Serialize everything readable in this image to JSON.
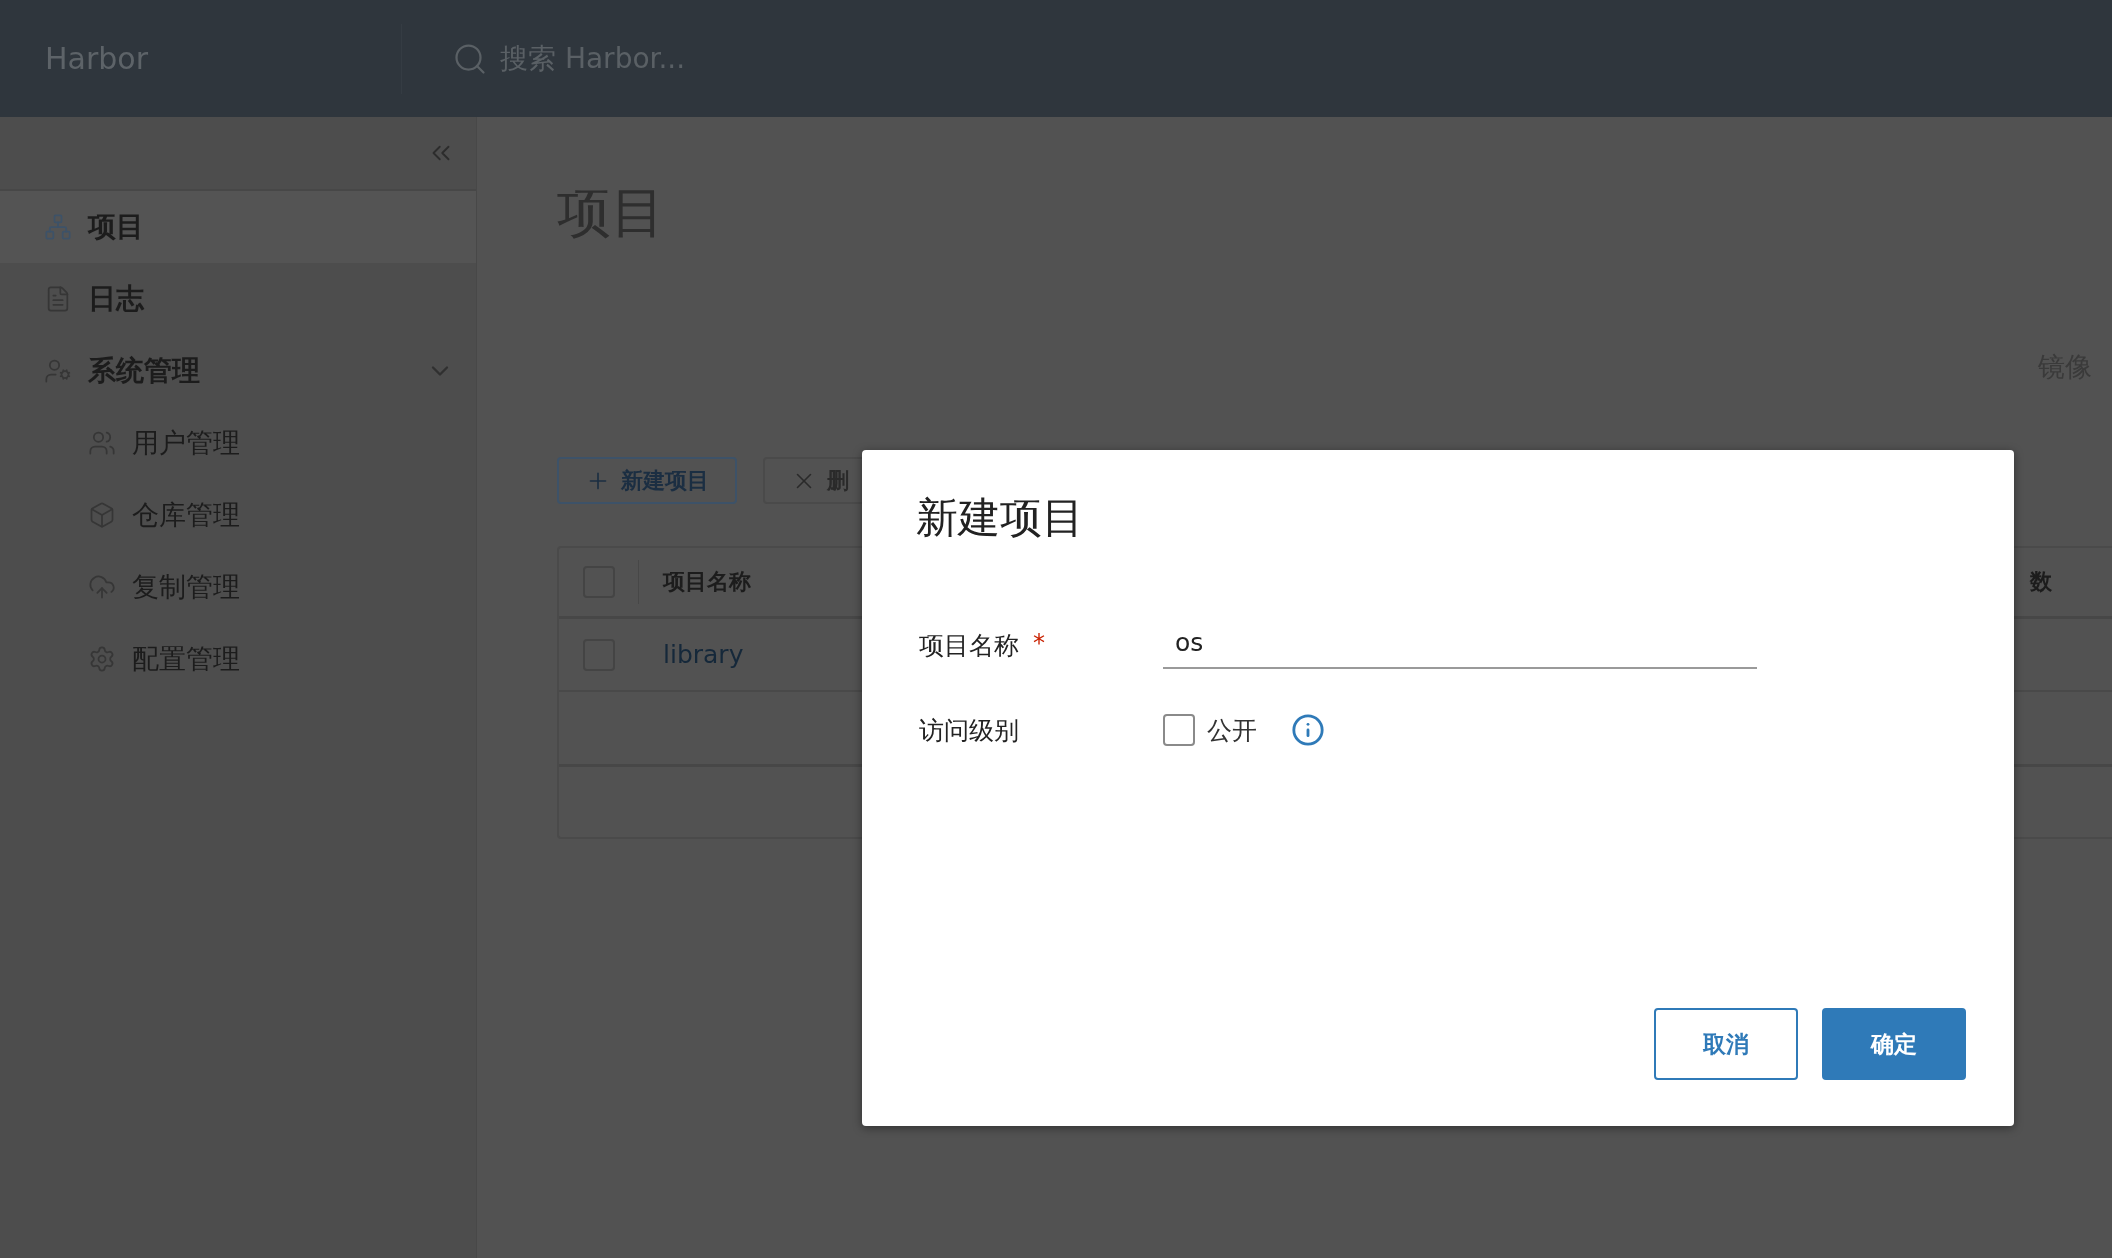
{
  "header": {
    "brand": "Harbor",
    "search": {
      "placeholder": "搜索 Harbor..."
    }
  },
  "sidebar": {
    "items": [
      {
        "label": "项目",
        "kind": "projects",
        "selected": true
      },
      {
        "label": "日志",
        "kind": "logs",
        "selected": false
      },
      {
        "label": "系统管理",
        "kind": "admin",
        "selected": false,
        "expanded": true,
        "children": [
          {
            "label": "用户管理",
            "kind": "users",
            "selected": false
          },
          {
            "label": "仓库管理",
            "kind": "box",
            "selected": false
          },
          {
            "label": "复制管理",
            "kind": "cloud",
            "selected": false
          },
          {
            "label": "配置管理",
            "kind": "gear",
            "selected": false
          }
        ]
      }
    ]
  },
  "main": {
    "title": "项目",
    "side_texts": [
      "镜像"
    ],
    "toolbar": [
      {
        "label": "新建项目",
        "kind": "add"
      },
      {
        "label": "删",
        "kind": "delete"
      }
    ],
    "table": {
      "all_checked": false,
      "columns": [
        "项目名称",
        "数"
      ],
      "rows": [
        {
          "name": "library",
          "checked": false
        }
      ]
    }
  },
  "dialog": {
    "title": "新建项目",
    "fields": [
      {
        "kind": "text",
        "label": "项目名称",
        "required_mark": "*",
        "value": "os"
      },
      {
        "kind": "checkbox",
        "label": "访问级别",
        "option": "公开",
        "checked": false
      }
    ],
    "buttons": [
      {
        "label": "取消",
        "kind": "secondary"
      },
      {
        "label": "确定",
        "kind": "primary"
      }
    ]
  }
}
::::
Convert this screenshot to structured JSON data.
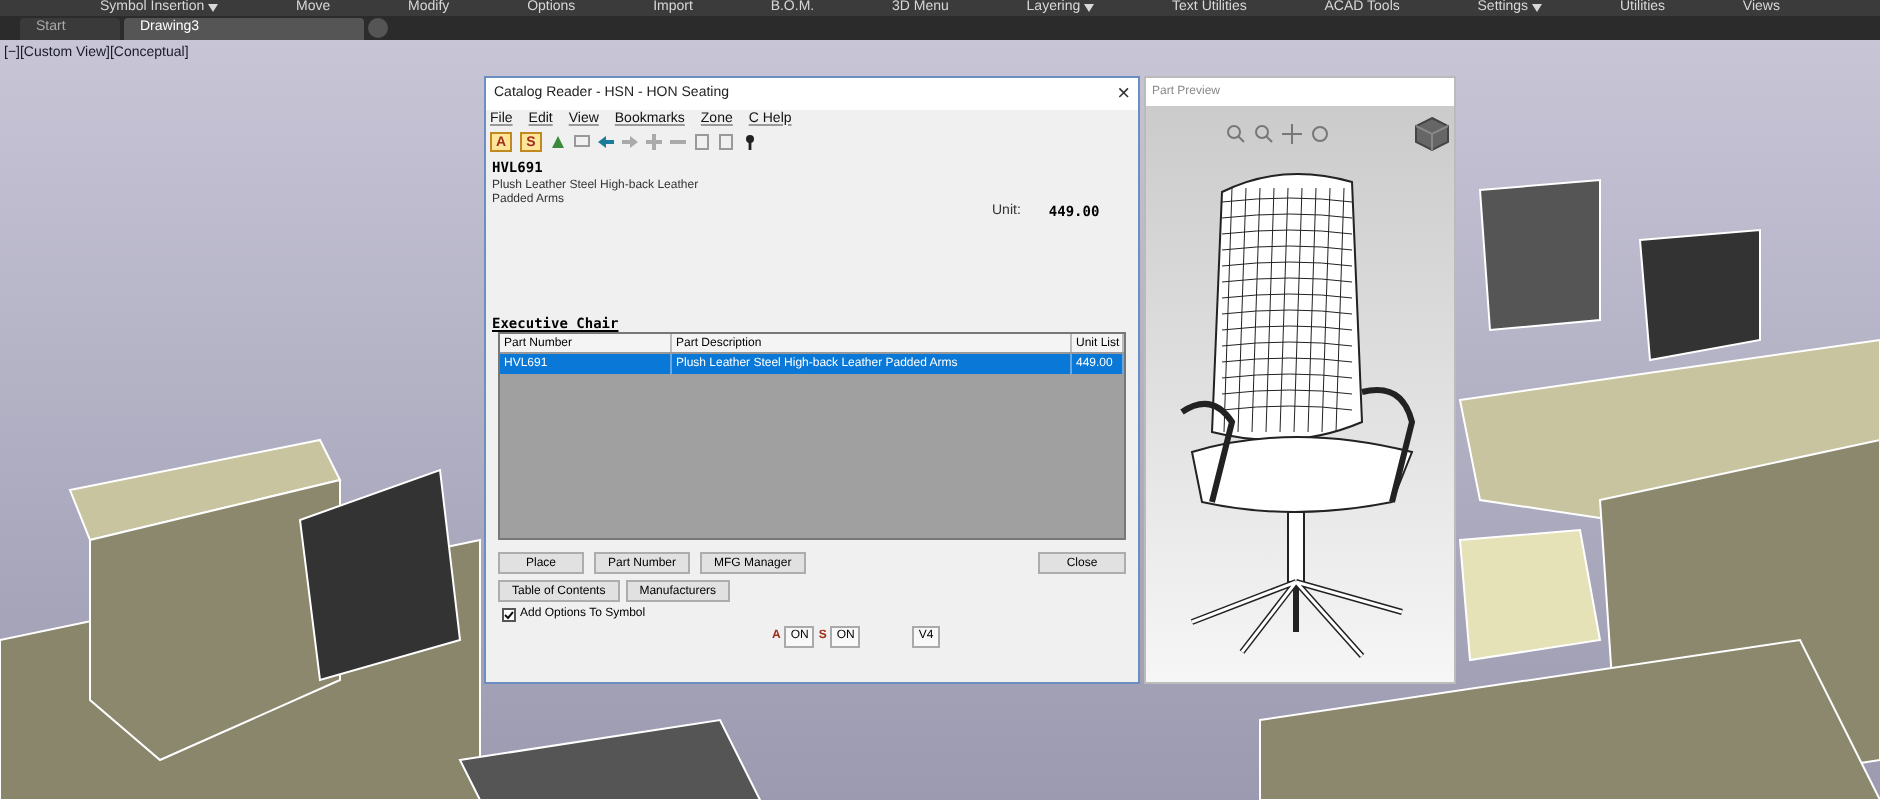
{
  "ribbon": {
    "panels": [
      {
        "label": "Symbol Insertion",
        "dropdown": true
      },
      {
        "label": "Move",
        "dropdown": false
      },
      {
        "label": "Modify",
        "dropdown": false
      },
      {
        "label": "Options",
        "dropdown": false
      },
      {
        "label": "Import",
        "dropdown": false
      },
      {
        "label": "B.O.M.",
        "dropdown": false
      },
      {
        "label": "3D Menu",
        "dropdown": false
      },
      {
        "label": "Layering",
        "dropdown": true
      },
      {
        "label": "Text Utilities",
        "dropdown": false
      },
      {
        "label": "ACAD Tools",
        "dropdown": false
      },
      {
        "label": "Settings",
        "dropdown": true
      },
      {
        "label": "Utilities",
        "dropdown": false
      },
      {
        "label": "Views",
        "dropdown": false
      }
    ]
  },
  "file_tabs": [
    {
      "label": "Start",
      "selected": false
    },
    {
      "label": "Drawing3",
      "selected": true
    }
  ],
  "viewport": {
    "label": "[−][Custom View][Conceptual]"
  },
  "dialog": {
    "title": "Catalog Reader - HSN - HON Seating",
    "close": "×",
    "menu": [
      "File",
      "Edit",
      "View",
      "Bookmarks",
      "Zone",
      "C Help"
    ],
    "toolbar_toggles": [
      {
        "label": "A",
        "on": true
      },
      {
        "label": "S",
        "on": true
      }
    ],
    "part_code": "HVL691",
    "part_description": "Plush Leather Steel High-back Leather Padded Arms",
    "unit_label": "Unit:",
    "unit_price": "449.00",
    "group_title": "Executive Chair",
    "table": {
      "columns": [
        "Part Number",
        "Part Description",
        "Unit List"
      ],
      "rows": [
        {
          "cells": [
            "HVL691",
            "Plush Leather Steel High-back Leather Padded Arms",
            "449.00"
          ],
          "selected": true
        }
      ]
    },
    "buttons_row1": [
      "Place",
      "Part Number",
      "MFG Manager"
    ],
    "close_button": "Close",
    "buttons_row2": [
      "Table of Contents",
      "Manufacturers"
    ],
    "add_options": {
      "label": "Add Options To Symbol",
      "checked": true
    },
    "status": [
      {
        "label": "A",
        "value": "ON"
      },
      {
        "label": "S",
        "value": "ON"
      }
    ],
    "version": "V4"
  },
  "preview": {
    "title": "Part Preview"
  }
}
::::
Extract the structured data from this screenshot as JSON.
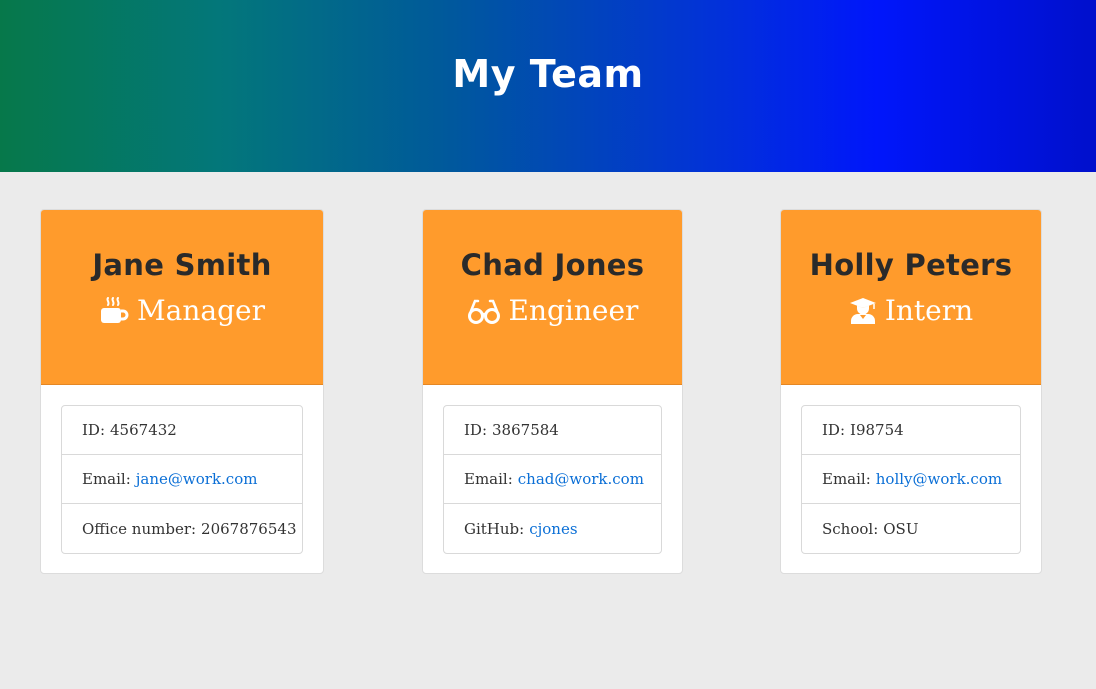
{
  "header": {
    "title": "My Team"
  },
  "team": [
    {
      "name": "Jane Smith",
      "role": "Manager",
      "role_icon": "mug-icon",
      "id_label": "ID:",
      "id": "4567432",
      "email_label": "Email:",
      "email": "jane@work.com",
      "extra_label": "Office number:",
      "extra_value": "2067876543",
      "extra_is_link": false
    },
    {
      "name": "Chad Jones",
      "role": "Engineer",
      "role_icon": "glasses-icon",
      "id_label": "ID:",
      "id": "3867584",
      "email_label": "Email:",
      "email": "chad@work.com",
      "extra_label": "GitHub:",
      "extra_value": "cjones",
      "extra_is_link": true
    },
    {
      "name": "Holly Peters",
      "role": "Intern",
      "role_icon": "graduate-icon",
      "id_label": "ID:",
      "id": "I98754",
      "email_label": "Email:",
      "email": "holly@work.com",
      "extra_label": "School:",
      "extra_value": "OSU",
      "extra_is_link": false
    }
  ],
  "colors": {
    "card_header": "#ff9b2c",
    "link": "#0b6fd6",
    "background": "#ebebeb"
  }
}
::::
What the task requires = Find every line in the records above that holds the word "JSON", and copy each one.

Exercise response =
Serialize everything readable in this image to JSON.
Convert this screenshot to structured JSON data.
Extract the structured data from this screenshot as JSON.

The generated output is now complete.